- _Problem_
How many lines hold the string "icon"? Give only the number.
::::::::
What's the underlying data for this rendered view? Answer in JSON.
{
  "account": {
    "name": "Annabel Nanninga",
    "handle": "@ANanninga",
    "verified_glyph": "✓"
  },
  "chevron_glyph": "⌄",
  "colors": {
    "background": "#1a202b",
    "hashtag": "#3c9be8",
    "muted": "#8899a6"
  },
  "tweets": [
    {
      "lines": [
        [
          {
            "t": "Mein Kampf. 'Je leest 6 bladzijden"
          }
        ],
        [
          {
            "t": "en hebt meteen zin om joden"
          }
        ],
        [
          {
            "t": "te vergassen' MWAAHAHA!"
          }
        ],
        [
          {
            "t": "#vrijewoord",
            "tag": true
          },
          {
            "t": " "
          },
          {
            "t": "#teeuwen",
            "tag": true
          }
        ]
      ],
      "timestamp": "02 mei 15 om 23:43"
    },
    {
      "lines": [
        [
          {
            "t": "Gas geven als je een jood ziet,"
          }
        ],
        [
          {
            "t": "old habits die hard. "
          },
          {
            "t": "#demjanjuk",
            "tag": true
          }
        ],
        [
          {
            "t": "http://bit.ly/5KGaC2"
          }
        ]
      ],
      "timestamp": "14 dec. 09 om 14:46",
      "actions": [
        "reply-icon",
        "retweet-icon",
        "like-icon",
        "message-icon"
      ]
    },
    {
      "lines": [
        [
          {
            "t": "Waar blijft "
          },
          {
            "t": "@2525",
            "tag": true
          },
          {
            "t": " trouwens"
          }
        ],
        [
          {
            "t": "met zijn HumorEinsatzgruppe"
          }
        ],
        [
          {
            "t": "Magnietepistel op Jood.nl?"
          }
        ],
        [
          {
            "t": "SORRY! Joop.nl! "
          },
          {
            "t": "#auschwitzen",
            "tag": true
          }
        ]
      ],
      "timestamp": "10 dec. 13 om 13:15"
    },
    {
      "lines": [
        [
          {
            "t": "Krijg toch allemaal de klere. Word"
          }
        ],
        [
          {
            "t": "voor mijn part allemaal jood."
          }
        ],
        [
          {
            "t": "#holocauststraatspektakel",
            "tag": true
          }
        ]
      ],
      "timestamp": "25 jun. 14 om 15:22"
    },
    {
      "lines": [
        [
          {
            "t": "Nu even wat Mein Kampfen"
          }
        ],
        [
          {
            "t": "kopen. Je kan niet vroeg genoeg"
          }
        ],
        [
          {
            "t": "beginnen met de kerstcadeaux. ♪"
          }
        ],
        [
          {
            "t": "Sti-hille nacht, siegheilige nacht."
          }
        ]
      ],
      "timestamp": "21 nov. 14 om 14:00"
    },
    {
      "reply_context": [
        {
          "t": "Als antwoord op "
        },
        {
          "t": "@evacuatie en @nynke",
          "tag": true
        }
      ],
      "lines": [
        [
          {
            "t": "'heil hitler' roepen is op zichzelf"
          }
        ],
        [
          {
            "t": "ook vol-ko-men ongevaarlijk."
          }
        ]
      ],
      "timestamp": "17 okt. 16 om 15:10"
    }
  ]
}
::::::::
- _Solution to the exercise_
4